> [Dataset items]
* BEGIN *
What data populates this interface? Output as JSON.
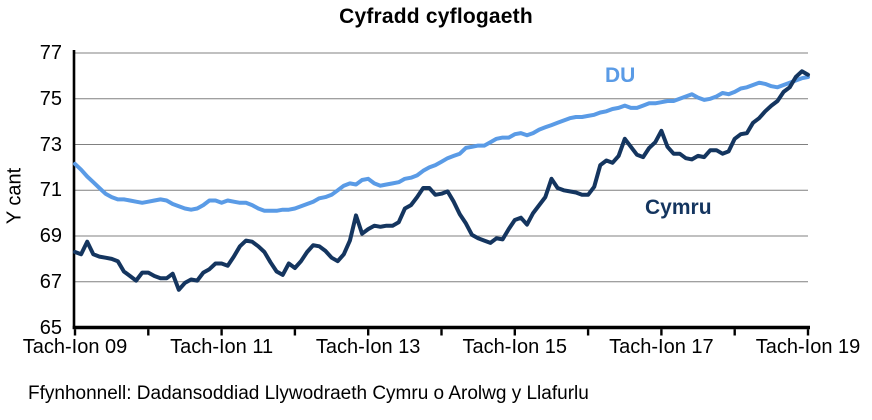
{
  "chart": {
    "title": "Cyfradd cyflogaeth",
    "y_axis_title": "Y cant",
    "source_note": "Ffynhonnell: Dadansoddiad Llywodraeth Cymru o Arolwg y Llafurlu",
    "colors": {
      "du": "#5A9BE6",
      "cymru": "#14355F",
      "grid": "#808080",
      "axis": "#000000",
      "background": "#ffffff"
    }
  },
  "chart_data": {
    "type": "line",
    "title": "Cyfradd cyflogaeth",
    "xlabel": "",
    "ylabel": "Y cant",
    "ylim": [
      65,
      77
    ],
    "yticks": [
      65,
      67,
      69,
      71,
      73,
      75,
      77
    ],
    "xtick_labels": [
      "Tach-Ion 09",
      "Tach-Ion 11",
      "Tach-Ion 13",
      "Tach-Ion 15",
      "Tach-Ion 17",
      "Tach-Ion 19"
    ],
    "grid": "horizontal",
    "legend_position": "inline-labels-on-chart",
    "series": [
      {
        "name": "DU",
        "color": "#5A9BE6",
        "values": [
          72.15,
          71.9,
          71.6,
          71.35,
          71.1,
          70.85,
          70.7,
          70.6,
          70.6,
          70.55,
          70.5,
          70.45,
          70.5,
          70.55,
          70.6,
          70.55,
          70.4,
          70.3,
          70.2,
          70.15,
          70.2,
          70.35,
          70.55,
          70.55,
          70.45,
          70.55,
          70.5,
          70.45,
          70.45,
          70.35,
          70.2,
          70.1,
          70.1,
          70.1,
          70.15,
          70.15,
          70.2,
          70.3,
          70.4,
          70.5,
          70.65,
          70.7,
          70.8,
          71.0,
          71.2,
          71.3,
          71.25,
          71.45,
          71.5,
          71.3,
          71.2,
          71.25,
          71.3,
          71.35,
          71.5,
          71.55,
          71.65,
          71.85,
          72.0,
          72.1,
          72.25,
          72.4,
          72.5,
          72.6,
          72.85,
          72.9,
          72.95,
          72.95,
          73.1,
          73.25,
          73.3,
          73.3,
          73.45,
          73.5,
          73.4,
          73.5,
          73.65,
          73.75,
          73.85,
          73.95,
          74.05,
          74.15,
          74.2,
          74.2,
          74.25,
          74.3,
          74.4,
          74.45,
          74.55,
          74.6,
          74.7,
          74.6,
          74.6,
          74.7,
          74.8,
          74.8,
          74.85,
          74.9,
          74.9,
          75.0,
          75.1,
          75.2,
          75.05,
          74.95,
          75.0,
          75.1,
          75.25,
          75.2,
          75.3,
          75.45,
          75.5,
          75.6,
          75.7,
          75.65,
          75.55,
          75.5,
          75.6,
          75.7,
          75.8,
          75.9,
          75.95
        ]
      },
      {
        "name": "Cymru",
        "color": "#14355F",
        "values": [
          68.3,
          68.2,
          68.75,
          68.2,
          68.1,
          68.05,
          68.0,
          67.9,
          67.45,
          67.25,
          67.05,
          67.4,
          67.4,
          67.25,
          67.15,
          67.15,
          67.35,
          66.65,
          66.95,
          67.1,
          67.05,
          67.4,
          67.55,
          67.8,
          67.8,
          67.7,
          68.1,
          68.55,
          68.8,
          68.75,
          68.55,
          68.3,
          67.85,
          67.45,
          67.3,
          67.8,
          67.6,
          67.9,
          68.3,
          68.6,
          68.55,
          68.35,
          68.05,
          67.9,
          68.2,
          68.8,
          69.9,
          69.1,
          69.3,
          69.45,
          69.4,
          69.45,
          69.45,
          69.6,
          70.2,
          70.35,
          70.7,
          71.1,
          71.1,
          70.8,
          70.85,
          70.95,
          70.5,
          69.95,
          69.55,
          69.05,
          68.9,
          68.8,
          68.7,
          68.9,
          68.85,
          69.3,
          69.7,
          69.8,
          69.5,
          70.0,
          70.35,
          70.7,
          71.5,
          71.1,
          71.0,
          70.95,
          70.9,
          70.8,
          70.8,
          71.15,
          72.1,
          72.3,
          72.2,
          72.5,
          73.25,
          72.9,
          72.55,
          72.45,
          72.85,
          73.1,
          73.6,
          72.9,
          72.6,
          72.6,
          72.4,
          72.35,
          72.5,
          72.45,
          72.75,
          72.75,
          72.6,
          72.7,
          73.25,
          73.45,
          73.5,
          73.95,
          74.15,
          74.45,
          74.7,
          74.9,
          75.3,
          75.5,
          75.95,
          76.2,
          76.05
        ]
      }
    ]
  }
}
* END *
Using the material above, return every line exactly as it appears, minus the pictures.

> [Exercise answer]
What data populates this interface? Output as JSON.
{
  "chart": {
    "title": "Cyfradd cyflogaeth",
    "y_axis_title": "Y cant",
    "source_note": "Ffynhonnell: Dadansoddiad Llywodraeth Cymru o Arolwg y Llafurlu",
    "colors": {
      "du": "#5A9BE6",
      "cymru": "#14355F",
      "grid": "#808080",
      "axis": "#000000",
      "background": "#ffffff"
    }
  },
  "chart_data": {
    "type": "line",
    "title": "Cyfradd cyflogaeth",
    "xlabel": "",
    "ylabel": "Y cant",
    "ylim": [
      65,
      77
    ],
    "yticks": [
      65,
      67,
      69,
      71,
      73,
      75,
      77
    ],
    "xtick_labels": [
      "Tach-Ion 09",
      "Tach-Ion 11",
      "Tach-Ion 13",
      "Tach-Ion 15",
      "Tach-Ion 17",
      "Tach-Ion 19"
    ],
    "grid": "horizontal",
    "legend_position": "inline-labels-on-chart",
    "series": [
      {
        "name": "DU",
        "color": "#5A9BE6",
        "values": [
          72.15,
          71.9,
          71.6,
          71.35,
          71.1,
          70.85,
          70.7,
          70.6,
          70.6,
          70.55,
          70.5,
          70.45,
          70.5,
          70.55,
          70.6,
          70.55,
          70.4,
          70.3,
          70.2,
          70.15,
          70.2,
          70.35,
          70.55,
          70.55,
          70.45,
          70.55,
          70.5,
          70.45,
          70.45,
          70.35,
          70.2,
          70.1,
          70.1,
          70.1,
          70.15,
          70.15,
          70.2,
          70.3,
          70.4,
          70.5,
          70.65,
          70.7,
          70.8,
          71.0,
          71.2,
          71.3,
          71.25,
          71.45,
          71.5,
          71.3,
          71.2,
          71.25,
          71.3,
          71.35,
          71.5,
          71.55,
          71.65,
          71.85,
          72.0,
          72.1,
          72.25,
          72.4,
          72.5,
          72.6,
          72.85,
          72.9,
          72.95,
          72.95,
          73.1,
          73.25,
          73.3,
          73.3,
          73.45,
          73.5,
          73.4,
          73.5,
          73.65,
          73.75,
          73.85,
          73.95,
          74.05,
          74.15,
          74.2,
          74.2,
          74.25,
          74.3,
          74.4,
          74.45,
          74.55,
          74.6,
          74.7,
          74.6,
          74.6,
          74.7,
          74.8,
          74.8,
          74.85,
          74.9,
          74.9,
          75.0,
          75.1,
          75.2,
          75.05,
          74.95,
          75.0,
          75.1,
          75.25,
          75.2,
          75.3,
          75.45,
          75.5,
          75.6,
          75.7,
          75.65,
          75.55,
          75.5,
          75.6,
          75.7,
          75.8,
          75.9,
          75.95
        ]
      },
      {
        "name": "Cymru",
        "color": "#14355F",
        "values": [
          68.3,
          68.2,
          68.75,
          68.2,
          68.1,
          68.05,
          68.0,
          67.9,
          67.45,
          67.25,
          67.05,
          67.4,
          67.4,
          67.25,
          67.15,
          67.15,
          67.35,
          66.65,
          66.95,
          67.1,
          67.05,
          67.4,
          67.55,
          67.8,
          67.8,
          67.7,
          68.1,
          68.55,
          68.8,
          68.75,
          68.55,
          68.3,
          67.85,
          67.45,
          67.3,
          67.8,
          67.6,
          67.9,
          68.3,
          68.6,
          68.55,
          68.35,
          68.05,
          67.9,
          68.2,
          68.8,
          69.9,
          69.1,
          69.3,
          69.45,
          69.4,
          69.45,
          69.45,
          69.6,
          70.2,
          70.35,
          70.7,
          71.1,
          71.1,
          70.8,
          70.85,
          70.95,
          70.5,
          69.95,
          69.55,
          69.05,
          68.9,
          68.8,
          68.7,
          68.9,
          68.85,
          69.3,
          69.7,
          69.8,
          69.5,
          70.0,
          70.35,
          70.7,
          71.5,
          71.1,
          71.0,
          70.95,
          70.9,
          70.8,
          70.8,
          71.15,
          72.1,
          72.3,
          72.2,
          72.5,
          73.25,
          72.9,
          72.55,
          72.45,
          72.85,
          73.1,
          73.6,
          72.9,
          72.6,
          72.6,
          72.4,
          72.35,
          72.5,
          72.45,
          72.75,
          72.75,
          72.6,
          72.7,
          73.25,
          73.45,
          73.5,
          73.95,
          74.15,
          74.45,
          74.7,
          74.9,
          75.3,
          75.5,
          75.95,
          76.2,
          76.05
        ]
      }
    ]
  }
}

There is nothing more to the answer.